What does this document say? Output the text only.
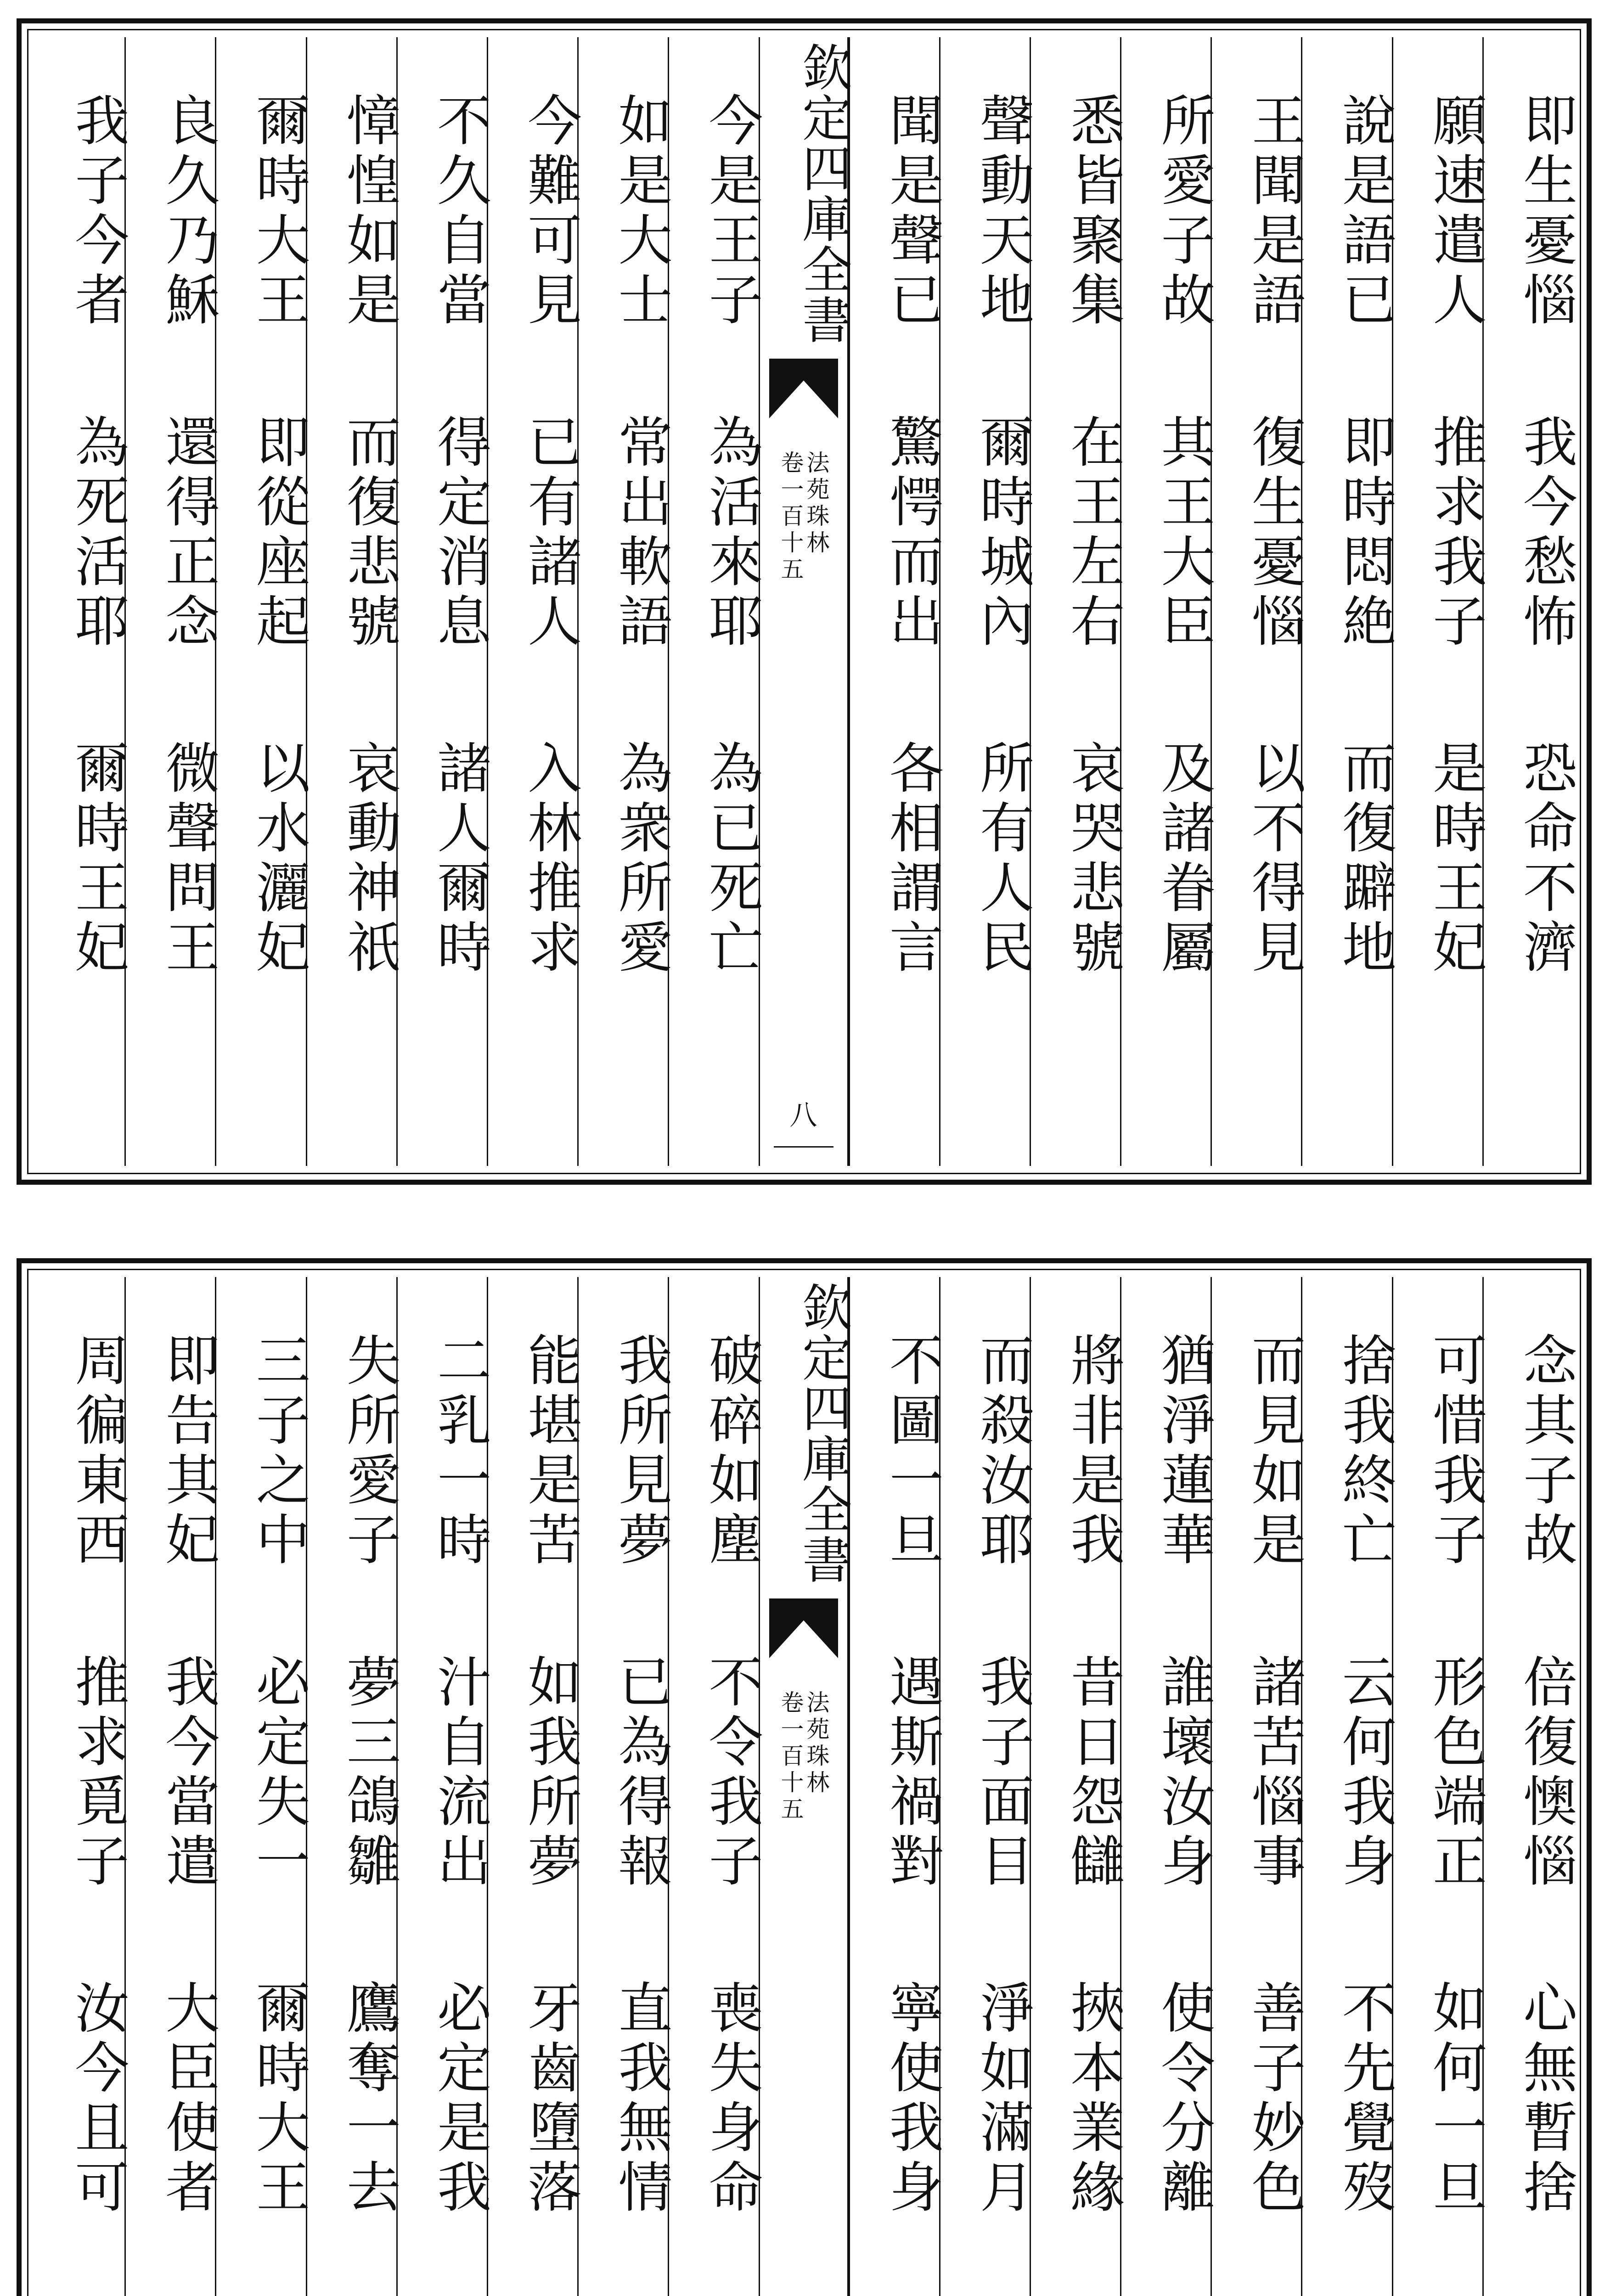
即生憂惱
我今愁怖
恐命不濟
願速遣人
推求我子
是時王妃
說是語已
即時悶絶
而復躃地
王聞是語
復生憂惱
以不得見
所愛子故
其王大臣
及諸眷屬
悉皆聚集
在王左右
哀哭悲號
聲動天地
爾時城內
所有人民
聞是聲已
驚愕而出
各相謂言
欽定四庫全書
法苑珠林
卷一百十五
八
今是王子
為活來耶
為已死亡
如是大士
常出軟語
為衆所愛
今難可見
已有諸人
入林推求
不久自當
得定消息
諸人爾時
慞惶如是
而復悲號
哀動神祇
爾時大王
即從座起
以水灑妃
良久乃穌
還得正念
微聲問王
我子今者
為死活耶
爾時王妃
念其子故
倍復懊惱
心無暫捨
可惜我子
形色端正
如何一旦
捨我終亡
云何我身
不先覺歿
而見如是
諸苦惱事
善子妙色
猶淨蓮華
誰壞汝身
使令分離
將非是我
昔日怨讎
挾本業緣
而殺汝耶
我子面目
淨如滿月
不圖一旦
遇斯禍對
寧使我身
欽定四庫全書
法苑珠林
卷一百十五
破碎如塵
不令我子
喪失身命
我所見夢
已為得報
直我無情
能堪是苦
如我所夢
牙齒墮落
二乳一時
汁自流出
必定是我
失所愛子
夢三鴿雛
鷹奪一去
三子之中
必定失一
爾時大王
即告其妃
我今當遣
大臣使者
周徧東西
推求覓子
汝今且可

# Objective:
All of the data above should be transcribed verbatim, with pictures omitted.

# Answer in full:
What does this document say? Output the text only.
即生憂惱
我今愁怖
恐命不濟
願速遣人
推求我子
是時王妃
說是語已
即時悶絶
而復躃地
王聞是語
復生憂惱
以不得見
所愛子故
其王大臣
及諸眷屬
悉皆聚集
在王左右
哀哭悲號
聲動天地
爾時城內
所有人民
聞是聲已
驚愕而出
各相謂言
欽定四庫全書
法苑珠林
卷一百十五
八
今是王子
為活來耶
為已死亡
如是大士
常出軟語
為衆所愛
今難可見
已有諸人
入林推求
不久自當
得定消息
諸人爾時
慞惶如是
而復悲號
哀動神祇
爾時大王
即從座起
以水灑妃
良久乃穌
還得正念
微聲問王
我子今者
為死活耶
爾時王妃
念其子故
倍復懊惱
心無暫捨
可惜我子
形色端正
如何一旦
捨我終亡
云何我身
不先覺歿
而見如是
諸苦惱事
善子妙色
猶淨蓮華
誰壞汝身
使令分離
將非是我
昔日怨讎
挾本業緣
而殺汝耶
我子面目
淨如滿月
不圖一旦
遇斯禍對
寧使我身
欽定四庫全書
法苑珠林
卷一百十五
破碎如塵
不令我子
喪失身命
我所見夢
已為得報
直我無情
能堪是苦
如我所夢
牙齒墮落
二乳一時
汁自流出
必定是我
失所愛子
夢三鴿雛
鷹奪一去
三子之中
必定失一
爾時大王
即告其妃
我今當遣
大臣使者
周徧東西
推求覓子
汝今且可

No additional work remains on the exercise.